Raw records –
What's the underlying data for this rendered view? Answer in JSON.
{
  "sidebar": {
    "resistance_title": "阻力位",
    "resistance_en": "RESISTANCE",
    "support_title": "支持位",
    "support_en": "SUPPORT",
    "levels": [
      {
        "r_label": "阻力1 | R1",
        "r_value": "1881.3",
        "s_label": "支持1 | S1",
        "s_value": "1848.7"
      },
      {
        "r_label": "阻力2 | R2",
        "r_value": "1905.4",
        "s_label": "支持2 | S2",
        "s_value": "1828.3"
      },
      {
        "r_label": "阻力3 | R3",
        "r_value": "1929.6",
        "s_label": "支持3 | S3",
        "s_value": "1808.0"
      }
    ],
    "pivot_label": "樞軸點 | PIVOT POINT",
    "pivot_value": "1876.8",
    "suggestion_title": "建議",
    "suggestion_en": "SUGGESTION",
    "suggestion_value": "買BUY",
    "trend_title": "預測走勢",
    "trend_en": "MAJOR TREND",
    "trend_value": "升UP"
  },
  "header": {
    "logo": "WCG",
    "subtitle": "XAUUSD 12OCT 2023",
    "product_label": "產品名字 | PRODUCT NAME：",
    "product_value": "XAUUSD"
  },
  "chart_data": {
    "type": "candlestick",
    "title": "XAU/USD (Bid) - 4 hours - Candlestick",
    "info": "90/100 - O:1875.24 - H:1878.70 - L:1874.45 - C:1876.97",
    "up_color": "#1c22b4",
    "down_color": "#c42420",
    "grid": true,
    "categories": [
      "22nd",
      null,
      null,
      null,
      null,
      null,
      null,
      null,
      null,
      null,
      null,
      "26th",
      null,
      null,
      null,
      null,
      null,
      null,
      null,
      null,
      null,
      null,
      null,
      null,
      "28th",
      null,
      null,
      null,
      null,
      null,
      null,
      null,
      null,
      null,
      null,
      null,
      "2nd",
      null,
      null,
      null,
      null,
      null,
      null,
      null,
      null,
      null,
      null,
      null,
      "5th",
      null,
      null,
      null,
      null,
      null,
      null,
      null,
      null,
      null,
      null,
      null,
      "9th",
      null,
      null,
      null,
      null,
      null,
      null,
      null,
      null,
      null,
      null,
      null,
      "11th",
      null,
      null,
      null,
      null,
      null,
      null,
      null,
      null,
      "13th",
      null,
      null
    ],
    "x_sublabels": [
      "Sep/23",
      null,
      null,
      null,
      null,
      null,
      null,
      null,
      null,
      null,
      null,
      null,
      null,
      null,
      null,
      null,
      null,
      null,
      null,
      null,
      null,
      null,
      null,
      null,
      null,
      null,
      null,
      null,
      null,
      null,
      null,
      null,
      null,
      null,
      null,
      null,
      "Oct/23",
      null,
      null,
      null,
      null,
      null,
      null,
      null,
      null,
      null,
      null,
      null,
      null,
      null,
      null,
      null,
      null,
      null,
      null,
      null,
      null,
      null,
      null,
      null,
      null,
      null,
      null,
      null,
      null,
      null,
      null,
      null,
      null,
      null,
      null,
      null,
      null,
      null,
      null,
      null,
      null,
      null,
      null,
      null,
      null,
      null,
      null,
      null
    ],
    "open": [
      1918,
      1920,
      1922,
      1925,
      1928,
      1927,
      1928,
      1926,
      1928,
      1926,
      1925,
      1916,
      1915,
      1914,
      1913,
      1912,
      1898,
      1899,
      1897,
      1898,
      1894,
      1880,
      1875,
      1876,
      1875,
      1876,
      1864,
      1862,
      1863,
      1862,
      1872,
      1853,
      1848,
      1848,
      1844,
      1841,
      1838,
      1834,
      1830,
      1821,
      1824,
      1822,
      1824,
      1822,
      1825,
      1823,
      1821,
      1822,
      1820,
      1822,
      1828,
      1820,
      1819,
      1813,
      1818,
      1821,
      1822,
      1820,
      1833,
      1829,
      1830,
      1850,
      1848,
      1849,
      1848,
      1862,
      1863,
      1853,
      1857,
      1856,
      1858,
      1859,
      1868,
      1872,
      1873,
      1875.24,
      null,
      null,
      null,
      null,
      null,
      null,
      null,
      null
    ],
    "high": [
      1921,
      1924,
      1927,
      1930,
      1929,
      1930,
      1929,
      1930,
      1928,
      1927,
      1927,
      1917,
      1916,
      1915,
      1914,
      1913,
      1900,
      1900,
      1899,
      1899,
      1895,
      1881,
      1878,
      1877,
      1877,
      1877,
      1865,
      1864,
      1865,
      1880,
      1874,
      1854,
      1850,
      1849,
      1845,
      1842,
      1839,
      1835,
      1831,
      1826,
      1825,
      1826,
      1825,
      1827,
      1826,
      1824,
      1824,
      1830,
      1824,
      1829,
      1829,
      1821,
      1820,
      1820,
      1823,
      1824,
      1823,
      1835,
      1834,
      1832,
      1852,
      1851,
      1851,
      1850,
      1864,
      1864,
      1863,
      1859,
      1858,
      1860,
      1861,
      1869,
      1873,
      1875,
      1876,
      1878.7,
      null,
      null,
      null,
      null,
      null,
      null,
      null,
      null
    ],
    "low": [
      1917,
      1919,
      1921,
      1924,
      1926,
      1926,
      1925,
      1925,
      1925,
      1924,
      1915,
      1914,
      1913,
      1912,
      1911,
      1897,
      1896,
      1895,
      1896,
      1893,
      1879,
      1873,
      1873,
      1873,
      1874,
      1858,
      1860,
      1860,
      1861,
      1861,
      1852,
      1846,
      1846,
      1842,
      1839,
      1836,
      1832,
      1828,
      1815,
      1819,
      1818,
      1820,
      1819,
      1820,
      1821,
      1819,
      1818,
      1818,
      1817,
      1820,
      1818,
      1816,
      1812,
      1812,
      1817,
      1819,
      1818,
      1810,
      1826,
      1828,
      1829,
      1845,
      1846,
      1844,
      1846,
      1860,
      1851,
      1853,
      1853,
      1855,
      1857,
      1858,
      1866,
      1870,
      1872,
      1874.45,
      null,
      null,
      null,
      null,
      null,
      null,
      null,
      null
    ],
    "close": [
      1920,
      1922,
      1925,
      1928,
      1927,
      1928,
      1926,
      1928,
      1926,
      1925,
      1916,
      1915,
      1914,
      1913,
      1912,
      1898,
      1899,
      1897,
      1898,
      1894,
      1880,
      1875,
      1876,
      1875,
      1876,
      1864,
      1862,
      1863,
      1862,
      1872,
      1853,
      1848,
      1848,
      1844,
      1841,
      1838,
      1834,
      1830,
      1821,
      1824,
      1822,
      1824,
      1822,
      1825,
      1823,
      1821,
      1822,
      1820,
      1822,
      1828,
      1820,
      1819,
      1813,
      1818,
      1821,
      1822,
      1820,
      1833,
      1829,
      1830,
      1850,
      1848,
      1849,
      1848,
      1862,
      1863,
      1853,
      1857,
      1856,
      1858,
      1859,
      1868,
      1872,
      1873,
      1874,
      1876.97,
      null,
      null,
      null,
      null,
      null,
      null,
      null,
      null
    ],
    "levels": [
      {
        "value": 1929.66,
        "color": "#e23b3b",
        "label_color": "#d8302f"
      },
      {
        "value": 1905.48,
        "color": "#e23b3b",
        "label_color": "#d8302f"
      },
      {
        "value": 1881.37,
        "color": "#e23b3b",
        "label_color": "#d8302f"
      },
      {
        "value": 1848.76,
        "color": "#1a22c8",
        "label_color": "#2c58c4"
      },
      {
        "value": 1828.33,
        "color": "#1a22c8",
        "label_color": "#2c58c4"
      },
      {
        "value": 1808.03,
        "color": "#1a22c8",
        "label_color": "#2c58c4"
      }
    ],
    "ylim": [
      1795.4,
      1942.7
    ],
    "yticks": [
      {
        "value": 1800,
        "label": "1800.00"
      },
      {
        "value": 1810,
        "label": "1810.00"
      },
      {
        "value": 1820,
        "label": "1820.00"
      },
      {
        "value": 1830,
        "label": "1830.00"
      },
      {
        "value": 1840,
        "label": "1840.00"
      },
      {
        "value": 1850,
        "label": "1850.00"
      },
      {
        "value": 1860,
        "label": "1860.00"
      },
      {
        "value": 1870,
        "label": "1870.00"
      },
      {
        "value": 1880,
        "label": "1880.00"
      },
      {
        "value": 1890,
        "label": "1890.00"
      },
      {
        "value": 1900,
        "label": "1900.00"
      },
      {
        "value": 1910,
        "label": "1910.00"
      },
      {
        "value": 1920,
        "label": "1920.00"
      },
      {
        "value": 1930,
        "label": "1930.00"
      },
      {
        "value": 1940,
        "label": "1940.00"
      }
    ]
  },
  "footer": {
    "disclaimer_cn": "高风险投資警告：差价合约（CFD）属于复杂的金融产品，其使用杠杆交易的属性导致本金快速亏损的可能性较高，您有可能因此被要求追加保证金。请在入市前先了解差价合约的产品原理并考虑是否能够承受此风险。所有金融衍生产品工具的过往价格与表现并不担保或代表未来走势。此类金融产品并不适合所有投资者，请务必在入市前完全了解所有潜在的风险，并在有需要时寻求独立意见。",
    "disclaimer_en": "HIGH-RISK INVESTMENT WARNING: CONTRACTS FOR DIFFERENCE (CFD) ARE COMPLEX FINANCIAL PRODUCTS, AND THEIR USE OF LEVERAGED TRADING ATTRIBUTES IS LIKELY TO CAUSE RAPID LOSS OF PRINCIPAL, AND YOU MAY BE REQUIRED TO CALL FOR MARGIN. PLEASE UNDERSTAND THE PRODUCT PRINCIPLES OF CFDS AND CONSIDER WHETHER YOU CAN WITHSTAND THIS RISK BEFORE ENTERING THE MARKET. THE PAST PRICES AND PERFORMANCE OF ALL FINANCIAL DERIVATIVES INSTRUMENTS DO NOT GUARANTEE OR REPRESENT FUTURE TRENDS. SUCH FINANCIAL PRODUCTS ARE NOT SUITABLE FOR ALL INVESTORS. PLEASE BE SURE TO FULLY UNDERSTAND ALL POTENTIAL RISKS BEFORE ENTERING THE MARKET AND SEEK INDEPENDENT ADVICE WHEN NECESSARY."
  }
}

Goal of the exercise – Show every line that contains the word "XAUUSD".

Answer to this problem –
    "subtitle": "XAUUSD 12OCT 2023",
    "product_value": "XAUUSD"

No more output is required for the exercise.